Prompt = Gather all lines with "category" from the records.

Provided records =
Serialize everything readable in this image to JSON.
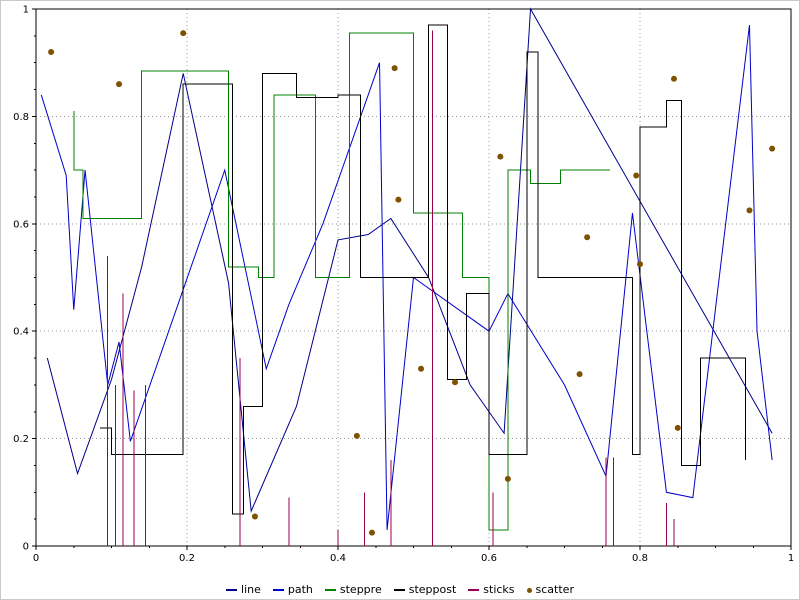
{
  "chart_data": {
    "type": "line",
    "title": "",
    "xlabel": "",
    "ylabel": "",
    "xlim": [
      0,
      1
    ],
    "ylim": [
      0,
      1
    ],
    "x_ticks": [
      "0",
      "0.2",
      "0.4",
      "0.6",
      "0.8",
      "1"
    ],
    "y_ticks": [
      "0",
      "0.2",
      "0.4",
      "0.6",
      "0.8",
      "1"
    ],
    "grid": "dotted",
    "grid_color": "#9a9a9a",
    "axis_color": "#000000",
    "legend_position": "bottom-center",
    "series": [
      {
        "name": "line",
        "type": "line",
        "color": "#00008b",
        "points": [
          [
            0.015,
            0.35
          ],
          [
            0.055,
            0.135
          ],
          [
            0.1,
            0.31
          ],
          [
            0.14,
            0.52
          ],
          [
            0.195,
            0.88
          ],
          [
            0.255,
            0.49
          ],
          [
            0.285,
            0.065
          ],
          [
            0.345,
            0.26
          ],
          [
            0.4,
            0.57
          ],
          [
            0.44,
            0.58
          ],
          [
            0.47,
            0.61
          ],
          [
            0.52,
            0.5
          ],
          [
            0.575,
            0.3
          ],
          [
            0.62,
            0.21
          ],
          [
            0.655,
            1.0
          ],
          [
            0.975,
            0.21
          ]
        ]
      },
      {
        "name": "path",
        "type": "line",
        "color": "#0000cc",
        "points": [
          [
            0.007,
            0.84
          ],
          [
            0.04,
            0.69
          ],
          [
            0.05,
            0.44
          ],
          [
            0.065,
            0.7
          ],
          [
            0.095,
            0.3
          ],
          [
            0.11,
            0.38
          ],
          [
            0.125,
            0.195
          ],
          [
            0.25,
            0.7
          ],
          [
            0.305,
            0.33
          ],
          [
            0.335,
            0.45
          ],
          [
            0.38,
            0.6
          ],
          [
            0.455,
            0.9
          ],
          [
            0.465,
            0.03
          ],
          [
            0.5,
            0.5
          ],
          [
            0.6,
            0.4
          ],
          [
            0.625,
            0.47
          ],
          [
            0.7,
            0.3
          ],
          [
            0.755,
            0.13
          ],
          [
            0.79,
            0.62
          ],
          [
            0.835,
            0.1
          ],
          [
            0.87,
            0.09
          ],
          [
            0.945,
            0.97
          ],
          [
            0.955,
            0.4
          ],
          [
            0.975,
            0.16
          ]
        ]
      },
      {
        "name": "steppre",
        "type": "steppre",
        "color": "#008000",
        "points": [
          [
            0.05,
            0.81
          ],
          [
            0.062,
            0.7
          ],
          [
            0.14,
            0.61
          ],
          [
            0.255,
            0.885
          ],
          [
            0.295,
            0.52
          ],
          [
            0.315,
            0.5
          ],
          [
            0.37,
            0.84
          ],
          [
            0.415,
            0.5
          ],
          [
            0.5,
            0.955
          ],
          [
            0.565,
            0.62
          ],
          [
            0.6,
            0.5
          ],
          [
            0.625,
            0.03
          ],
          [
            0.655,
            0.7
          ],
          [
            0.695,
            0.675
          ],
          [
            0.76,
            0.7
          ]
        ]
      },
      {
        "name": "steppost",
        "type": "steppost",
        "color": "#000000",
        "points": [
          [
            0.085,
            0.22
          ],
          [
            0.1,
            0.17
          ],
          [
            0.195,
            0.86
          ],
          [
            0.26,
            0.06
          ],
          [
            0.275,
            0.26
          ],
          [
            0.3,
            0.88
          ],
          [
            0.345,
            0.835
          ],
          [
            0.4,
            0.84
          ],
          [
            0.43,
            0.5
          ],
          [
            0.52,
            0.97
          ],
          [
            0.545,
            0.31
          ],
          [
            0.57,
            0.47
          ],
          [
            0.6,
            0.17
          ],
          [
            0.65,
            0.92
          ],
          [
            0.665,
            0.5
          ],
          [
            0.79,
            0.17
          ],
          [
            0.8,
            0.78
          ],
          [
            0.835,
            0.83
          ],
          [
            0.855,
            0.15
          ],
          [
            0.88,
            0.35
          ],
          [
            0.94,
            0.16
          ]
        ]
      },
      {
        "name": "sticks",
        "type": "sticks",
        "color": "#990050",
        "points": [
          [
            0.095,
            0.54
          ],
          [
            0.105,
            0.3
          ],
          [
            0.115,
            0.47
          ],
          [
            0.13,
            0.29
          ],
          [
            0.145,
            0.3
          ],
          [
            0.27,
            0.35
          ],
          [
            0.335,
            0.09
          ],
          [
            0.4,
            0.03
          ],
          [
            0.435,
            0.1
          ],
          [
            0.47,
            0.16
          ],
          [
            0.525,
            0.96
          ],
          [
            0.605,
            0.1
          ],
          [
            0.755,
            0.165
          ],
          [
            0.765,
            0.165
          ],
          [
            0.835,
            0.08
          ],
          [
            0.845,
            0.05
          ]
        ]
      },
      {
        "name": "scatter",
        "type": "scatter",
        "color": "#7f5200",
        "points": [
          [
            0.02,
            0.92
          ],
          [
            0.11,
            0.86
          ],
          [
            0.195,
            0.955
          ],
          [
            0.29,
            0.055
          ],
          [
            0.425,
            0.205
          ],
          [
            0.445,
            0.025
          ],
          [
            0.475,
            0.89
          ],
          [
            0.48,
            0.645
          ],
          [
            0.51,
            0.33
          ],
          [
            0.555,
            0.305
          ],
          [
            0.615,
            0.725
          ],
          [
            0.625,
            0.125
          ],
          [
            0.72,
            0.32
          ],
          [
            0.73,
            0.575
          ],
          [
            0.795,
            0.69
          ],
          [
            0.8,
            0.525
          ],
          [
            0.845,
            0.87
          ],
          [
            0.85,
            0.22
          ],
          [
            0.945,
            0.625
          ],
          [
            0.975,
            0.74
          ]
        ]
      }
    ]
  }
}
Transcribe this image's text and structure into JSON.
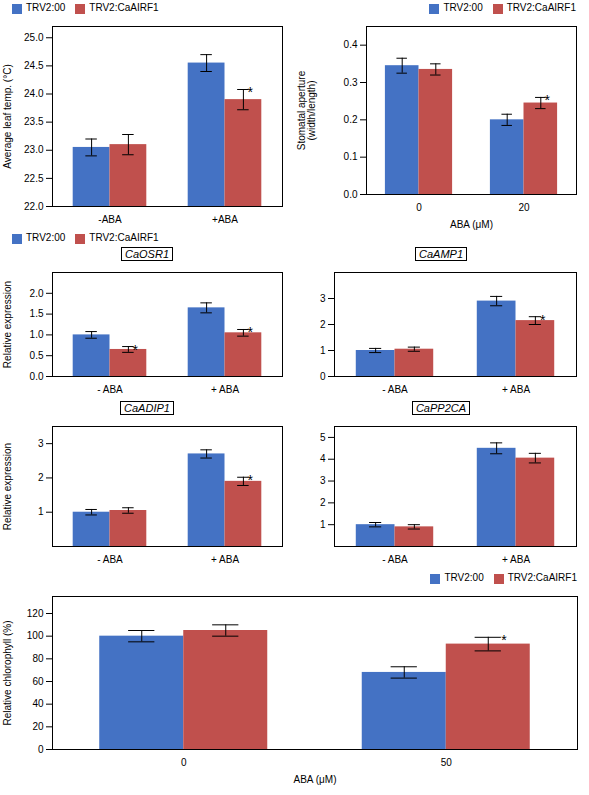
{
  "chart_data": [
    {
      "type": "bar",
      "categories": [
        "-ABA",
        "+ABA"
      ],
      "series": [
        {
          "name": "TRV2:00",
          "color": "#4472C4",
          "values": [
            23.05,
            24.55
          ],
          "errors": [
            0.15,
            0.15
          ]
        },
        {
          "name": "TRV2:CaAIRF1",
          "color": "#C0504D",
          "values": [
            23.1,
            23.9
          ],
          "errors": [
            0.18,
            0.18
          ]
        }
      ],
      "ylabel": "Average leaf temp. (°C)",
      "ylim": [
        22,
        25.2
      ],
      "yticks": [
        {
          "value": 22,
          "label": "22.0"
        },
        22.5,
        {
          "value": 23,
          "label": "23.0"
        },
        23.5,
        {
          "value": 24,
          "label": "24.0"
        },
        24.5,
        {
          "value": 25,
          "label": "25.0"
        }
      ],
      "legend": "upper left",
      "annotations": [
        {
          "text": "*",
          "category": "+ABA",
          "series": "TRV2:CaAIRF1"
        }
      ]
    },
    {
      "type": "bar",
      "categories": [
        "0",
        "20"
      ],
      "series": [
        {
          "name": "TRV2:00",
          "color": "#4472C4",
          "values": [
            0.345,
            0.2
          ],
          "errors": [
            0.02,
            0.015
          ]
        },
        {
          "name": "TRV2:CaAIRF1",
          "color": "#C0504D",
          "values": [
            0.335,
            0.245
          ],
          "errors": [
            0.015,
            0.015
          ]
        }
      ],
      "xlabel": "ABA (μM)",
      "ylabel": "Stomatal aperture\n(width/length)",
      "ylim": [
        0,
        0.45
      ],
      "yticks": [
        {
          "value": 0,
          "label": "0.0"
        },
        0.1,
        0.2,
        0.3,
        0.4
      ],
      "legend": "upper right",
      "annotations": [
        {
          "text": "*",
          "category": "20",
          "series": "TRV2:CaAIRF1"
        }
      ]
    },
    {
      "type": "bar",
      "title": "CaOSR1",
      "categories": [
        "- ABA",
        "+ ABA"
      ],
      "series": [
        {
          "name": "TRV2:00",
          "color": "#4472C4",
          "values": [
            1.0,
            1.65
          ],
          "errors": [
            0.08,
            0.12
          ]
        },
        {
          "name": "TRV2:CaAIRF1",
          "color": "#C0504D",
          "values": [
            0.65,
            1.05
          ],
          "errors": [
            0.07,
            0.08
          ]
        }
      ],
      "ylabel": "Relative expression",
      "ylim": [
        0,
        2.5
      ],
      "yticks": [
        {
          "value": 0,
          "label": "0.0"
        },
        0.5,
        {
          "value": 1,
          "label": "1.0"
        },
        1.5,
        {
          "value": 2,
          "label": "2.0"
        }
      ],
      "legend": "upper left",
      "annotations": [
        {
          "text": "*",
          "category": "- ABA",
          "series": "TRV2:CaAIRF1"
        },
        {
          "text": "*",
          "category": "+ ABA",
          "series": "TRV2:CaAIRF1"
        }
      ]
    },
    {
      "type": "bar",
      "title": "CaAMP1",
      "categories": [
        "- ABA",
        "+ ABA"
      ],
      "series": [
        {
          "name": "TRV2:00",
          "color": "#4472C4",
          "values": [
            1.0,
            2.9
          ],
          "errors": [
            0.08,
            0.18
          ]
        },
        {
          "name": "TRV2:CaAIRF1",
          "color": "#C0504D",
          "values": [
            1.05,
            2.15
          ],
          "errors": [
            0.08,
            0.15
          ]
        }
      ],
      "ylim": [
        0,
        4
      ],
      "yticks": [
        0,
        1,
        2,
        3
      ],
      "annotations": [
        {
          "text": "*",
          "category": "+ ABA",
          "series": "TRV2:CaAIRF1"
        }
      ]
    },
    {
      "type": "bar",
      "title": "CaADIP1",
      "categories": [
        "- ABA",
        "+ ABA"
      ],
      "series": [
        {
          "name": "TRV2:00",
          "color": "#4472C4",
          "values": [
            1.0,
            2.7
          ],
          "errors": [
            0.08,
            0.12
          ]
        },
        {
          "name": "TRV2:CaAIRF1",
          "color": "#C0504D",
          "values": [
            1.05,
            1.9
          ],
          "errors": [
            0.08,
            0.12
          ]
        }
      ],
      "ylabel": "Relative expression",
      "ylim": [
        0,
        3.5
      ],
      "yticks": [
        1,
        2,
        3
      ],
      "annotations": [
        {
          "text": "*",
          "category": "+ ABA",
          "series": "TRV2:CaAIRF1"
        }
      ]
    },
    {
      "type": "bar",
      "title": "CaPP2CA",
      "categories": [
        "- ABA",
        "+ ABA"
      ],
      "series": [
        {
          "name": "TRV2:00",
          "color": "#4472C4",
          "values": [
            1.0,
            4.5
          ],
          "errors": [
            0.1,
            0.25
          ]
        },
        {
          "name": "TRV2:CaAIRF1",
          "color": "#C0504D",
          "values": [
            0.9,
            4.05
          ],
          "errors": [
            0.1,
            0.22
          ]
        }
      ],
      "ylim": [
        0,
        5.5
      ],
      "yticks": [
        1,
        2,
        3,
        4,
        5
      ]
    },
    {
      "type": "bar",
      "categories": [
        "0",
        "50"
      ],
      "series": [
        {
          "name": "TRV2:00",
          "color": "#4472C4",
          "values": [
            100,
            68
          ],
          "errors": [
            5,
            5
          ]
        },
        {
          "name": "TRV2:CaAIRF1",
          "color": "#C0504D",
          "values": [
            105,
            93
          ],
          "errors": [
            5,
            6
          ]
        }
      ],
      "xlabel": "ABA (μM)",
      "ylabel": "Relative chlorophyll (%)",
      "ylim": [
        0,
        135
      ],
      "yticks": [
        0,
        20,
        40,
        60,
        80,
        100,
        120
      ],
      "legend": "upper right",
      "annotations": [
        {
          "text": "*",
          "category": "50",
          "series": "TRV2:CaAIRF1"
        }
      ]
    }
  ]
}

Response to the exercise =
          "category": "+ABA",
          "category": "20",
          "category": "- ABA",
          "category": "+ ABA",
          "category": "+ ABA",
          "category": "+ ABA",
          "category": "50",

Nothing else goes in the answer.